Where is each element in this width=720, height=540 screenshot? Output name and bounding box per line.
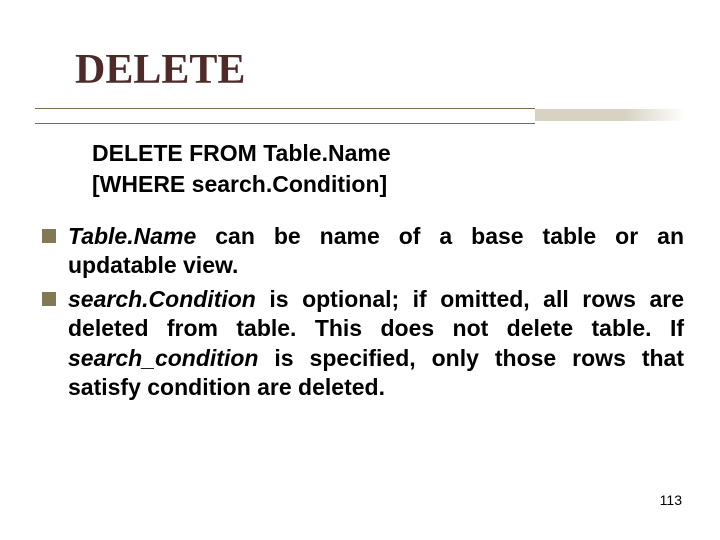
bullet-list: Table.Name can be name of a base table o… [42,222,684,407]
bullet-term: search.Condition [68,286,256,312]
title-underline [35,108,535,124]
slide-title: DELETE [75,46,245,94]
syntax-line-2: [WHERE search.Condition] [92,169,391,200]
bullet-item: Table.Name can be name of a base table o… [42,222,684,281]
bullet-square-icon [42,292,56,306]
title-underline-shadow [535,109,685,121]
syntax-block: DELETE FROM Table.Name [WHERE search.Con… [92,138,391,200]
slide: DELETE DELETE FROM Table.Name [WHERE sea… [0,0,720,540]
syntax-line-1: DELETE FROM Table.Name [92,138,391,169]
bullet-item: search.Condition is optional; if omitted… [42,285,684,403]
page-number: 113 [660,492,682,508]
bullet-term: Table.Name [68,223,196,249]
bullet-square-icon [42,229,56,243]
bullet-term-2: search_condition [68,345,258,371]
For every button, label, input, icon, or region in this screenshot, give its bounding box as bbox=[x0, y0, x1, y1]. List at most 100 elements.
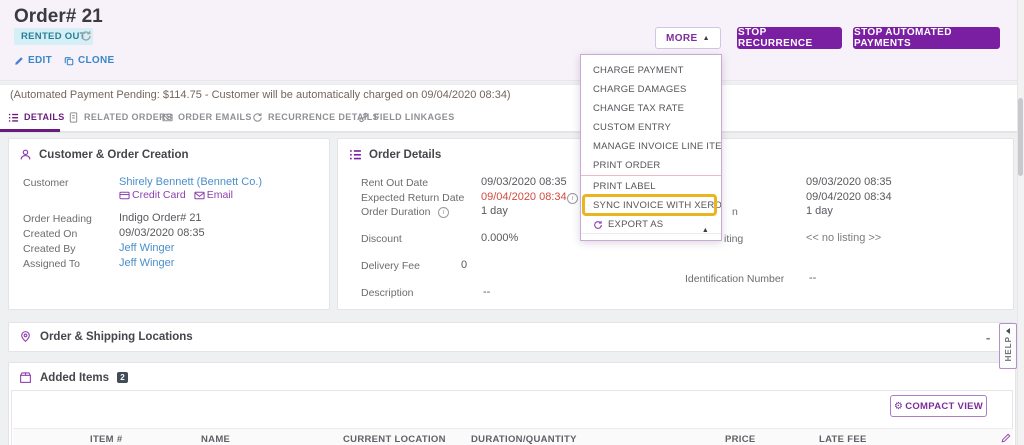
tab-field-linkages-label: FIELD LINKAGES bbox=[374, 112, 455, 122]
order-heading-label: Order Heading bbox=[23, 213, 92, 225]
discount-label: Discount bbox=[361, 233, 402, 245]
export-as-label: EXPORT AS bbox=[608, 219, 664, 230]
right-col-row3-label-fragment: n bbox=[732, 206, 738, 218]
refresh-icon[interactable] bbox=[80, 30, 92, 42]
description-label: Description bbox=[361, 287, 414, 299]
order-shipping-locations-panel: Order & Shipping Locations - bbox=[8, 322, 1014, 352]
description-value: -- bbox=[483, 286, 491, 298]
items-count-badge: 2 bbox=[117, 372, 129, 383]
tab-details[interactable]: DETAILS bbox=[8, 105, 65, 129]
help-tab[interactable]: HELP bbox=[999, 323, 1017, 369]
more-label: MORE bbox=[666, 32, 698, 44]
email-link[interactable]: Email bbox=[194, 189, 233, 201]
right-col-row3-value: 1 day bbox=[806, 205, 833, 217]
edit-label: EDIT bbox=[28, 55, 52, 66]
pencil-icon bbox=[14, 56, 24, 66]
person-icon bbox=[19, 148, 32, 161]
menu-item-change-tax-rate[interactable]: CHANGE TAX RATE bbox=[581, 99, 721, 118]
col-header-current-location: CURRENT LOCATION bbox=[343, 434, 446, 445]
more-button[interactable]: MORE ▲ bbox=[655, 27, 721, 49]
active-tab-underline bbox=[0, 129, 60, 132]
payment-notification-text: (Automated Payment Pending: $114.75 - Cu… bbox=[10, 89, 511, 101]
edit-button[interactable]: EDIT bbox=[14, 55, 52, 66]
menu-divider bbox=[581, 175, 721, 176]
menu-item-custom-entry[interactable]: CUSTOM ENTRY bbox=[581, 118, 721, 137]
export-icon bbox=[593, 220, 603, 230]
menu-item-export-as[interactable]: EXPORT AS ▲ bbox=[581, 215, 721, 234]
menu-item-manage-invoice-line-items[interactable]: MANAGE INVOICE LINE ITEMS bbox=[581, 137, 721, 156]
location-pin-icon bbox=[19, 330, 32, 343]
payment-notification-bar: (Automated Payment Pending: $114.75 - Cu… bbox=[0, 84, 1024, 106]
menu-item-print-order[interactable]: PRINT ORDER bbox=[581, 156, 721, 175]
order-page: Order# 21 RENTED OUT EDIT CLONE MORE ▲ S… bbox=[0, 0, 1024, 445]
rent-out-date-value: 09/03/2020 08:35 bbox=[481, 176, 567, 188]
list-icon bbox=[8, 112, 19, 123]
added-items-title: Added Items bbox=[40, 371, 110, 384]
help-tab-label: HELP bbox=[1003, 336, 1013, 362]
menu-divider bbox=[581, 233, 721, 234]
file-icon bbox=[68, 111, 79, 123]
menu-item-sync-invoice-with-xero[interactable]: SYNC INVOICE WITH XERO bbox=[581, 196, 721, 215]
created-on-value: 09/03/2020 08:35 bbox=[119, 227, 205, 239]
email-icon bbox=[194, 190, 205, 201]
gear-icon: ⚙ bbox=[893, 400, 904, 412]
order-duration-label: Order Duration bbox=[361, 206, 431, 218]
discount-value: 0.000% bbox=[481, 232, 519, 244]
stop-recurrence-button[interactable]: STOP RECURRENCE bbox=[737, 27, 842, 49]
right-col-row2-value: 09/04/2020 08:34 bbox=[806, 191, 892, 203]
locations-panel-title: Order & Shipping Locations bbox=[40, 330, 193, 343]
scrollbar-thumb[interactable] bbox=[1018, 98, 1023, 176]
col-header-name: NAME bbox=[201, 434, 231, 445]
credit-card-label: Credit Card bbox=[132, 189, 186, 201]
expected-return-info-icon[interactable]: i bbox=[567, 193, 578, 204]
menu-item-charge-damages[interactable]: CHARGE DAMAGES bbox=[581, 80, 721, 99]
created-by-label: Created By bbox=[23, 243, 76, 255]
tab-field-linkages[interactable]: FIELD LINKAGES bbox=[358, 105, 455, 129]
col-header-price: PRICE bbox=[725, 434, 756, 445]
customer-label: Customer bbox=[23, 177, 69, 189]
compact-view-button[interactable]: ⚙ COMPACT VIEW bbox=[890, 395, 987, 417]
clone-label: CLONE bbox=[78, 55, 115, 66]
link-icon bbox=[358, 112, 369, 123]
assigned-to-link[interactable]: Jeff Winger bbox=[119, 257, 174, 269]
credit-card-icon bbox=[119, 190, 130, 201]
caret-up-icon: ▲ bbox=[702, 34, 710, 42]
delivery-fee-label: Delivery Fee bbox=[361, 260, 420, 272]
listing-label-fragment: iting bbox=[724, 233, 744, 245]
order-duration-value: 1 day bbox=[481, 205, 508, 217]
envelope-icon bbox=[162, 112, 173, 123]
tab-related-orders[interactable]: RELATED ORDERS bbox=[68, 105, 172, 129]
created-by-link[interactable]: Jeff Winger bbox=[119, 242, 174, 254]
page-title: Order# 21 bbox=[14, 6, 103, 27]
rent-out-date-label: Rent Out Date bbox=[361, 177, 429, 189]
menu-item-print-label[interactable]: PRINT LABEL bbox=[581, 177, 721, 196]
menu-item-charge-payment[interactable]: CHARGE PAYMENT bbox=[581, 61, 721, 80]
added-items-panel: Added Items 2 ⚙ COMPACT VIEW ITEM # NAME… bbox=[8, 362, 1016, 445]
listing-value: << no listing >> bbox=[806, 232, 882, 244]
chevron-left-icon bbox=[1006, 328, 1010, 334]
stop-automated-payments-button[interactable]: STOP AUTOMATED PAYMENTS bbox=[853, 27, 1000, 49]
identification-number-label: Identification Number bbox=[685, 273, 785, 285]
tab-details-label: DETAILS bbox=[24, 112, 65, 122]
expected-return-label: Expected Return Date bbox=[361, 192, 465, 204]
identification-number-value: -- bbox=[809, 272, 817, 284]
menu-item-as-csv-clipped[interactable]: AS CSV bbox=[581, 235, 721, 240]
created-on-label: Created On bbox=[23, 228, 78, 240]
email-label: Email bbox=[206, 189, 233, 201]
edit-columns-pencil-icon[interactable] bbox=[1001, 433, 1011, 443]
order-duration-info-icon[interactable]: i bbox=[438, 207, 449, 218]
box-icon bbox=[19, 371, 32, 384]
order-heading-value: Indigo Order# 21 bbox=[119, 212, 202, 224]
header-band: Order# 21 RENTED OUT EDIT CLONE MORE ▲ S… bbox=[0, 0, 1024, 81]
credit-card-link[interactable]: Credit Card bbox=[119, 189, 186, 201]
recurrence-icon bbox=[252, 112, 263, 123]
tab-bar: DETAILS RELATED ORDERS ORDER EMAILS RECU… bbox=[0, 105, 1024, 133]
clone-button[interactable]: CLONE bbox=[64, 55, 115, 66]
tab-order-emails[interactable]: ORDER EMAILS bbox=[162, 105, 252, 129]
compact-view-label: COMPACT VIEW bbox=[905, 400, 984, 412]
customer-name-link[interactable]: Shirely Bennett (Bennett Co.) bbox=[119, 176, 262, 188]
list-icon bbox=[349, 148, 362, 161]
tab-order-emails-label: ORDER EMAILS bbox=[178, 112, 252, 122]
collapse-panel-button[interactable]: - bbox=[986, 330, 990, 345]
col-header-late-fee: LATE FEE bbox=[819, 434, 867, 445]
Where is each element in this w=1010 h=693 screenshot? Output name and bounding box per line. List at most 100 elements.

════

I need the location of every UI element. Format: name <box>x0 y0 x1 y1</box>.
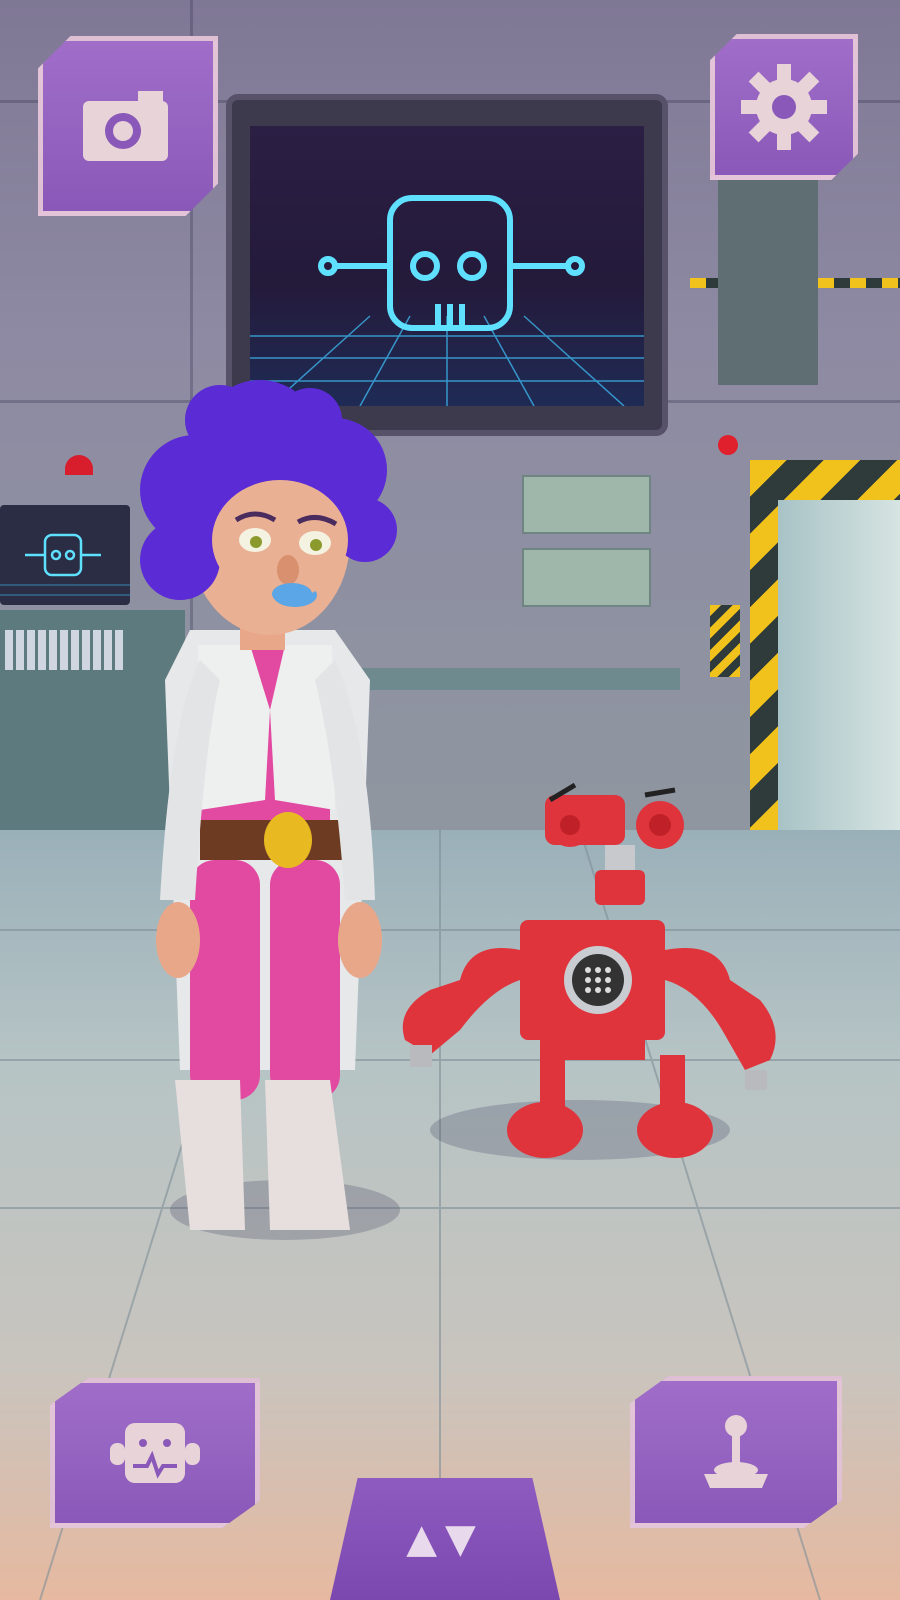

════

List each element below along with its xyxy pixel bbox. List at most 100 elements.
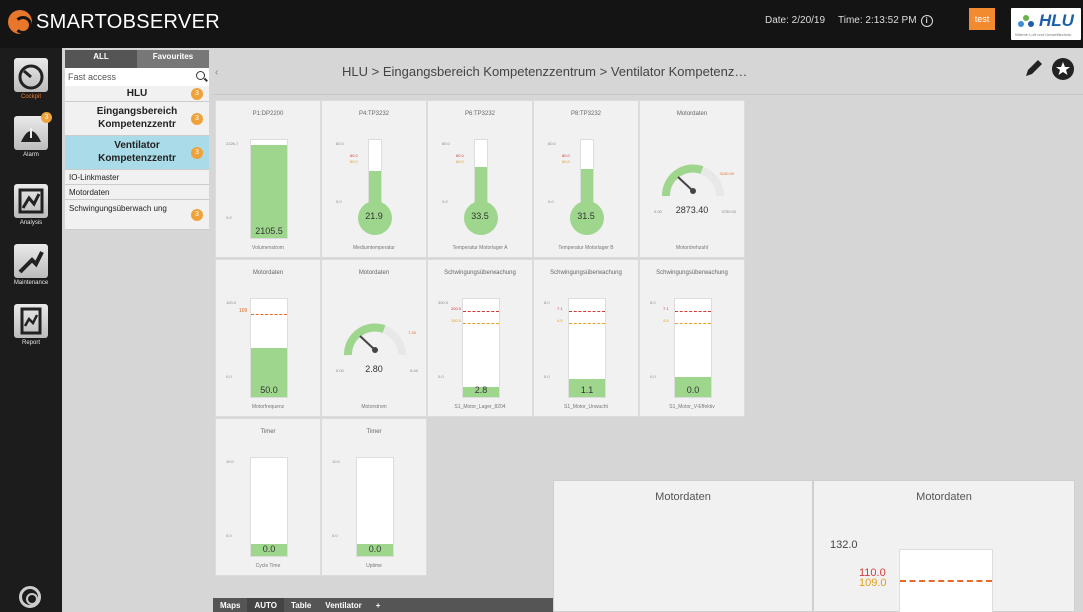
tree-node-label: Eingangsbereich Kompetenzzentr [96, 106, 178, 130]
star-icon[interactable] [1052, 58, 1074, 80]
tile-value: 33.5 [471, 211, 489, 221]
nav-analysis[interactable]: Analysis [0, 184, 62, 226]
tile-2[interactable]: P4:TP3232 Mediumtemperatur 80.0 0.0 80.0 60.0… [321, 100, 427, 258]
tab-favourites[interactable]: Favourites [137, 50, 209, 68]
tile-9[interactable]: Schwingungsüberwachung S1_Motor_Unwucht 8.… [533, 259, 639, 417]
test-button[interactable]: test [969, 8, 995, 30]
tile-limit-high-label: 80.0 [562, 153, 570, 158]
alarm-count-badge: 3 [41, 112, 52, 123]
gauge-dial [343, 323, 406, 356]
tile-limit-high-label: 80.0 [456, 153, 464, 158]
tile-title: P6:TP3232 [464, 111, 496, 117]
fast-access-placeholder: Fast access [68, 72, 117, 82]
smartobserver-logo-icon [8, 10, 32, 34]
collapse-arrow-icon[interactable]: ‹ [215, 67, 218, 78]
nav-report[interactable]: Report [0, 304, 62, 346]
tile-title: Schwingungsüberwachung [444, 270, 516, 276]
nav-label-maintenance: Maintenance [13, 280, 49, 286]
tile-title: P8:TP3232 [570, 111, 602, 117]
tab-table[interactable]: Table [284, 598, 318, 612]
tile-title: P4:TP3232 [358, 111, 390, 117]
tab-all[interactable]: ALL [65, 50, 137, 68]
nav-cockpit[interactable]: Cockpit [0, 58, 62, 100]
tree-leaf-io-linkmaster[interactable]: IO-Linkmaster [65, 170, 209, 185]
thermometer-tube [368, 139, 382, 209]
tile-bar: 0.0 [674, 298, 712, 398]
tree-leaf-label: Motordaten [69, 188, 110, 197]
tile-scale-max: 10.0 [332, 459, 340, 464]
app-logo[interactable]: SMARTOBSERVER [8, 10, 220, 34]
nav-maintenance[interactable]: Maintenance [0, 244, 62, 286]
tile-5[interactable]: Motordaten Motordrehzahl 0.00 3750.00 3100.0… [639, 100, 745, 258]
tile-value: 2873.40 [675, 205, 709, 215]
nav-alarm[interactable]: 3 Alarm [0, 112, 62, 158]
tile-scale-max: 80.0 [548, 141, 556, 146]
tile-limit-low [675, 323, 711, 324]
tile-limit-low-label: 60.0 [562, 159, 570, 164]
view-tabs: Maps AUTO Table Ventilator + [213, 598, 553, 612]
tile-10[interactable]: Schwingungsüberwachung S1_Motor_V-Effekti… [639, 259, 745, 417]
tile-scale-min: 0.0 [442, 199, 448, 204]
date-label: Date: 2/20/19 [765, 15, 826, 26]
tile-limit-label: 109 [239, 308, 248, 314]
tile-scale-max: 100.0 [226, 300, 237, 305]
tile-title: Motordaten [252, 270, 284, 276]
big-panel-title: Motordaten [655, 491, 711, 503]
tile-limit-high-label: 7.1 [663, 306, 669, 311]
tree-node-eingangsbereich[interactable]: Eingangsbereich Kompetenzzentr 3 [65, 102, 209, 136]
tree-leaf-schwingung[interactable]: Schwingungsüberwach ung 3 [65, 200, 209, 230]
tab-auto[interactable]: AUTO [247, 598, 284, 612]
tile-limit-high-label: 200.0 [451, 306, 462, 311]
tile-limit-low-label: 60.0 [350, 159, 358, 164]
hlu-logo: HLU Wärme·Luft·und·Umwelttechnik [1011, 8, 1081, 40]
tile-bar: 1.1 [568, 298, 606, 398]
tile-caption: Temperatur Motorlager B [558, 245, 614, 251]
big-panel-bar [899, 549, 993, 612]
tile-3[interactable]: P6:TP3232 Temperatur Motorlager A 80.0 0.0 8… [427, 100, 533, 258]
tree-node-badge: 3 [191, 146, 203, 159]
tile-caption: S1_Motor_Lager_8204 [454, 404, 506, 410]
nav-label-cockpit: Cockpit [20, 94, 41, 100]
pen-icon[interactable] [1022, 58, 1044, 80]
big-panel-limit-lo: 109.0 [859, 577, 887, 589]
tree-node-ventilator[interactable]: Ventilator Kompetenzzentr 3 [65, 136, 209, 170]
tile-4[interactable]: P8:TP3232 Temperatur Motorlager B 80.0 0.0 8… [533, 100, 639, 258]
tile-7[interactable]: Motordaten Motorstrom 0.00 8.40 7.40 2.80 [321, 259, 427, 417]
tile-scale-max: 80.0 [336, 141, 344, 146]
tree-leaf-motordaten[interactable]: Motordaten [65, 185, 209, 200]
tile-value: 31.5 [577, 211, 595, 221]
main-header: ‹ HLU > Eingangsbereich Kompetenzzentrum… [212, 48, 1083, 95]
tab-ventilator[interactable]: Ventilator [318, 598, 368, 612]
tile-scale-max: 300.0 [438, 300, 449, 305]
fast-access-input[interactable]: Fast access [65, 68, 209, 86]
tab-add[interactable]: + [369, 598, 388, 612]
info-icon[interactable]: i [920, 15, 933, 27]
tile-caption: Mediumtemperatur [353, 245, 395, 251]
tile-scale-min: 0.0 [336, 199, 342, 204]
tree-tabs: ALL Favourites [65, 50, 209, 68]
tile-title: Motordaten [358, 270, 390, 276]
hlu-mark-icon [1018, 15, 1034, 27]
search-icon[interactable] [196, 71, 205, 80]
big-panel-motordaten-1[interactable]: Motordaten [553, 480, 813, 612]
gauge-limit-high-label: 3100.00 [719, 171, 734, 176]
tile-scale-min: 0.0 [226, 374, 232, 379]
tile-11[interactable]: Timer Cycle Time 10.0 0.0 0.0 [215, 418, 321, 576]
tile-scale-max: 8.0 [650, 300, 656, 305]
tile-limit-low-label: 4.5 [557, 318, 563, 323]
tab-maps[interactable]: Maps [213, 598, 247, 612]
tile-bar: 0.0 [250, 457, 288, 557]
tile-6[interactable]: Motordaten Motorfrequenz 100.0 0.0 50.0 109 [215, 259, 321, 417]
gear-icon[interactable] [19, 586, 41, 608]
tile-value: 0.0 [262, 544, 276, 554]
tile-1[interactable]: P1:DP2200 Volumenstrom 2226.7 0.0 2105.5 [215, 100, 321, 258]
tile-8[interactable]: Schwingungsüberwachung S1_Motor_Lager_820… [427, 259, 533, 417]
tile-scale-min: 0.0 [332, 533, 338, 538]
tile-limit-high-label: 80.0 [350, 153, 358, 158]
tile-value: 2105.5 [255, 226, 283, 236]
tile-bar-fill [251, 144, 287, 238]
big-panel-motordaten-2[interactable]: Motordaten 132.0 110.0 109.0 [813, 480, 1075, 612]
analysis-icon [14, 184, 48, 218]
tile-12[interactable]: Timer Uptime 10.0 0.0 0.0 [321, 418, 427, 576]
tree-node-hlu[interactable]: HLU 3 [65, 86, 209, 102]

════

指示: 请从含有“Where is each element in this width=720, height=540”的那一行起，逐字照录数据，到含有“bullet-term-2: search_condition [68,345,258,371]”的那一行为止，首尾两行都要包括。图片不要写进答案。

结果:
Where is each element in this width=720, height=540 screenshot? Output name and bounding box per line.
bullet-list: Table.Name can be name of a base table o… [42,222,684,407]
bullet-term: search.Condition [68,286,256,312]
title-underline [35,108,535,124]
slide-title: DELETE [75,46,245,94]
syntax-line-2: [WHERE search.Condition] [92,169,391,200]
bullet-item: Table.Name can be name of a base table o… [42,222,684,281]
bullet-square-icon [42,292,56,306]
title-underline-shadow [535,109,685,121]
syntax-block: DELETE FROM Table.Name [WHERE search.Con… [92,138,391,200]
slide: DELETE DELETE FROM Table.Name [WHERE sea… [0,0,720,540]
syntax-line-1: DELETE FROM Table.Name [92,138,391,169]
bullet-item: search.Condition is optional; if omitted… [42,285,684,403]
page-number: 113 [660,492,682,508]
bullet-term: Table.Name [68,223,196,249]
bullet-square-icon [42,229,56,243]
bullet-term-2: search_condition [68,345,258,371]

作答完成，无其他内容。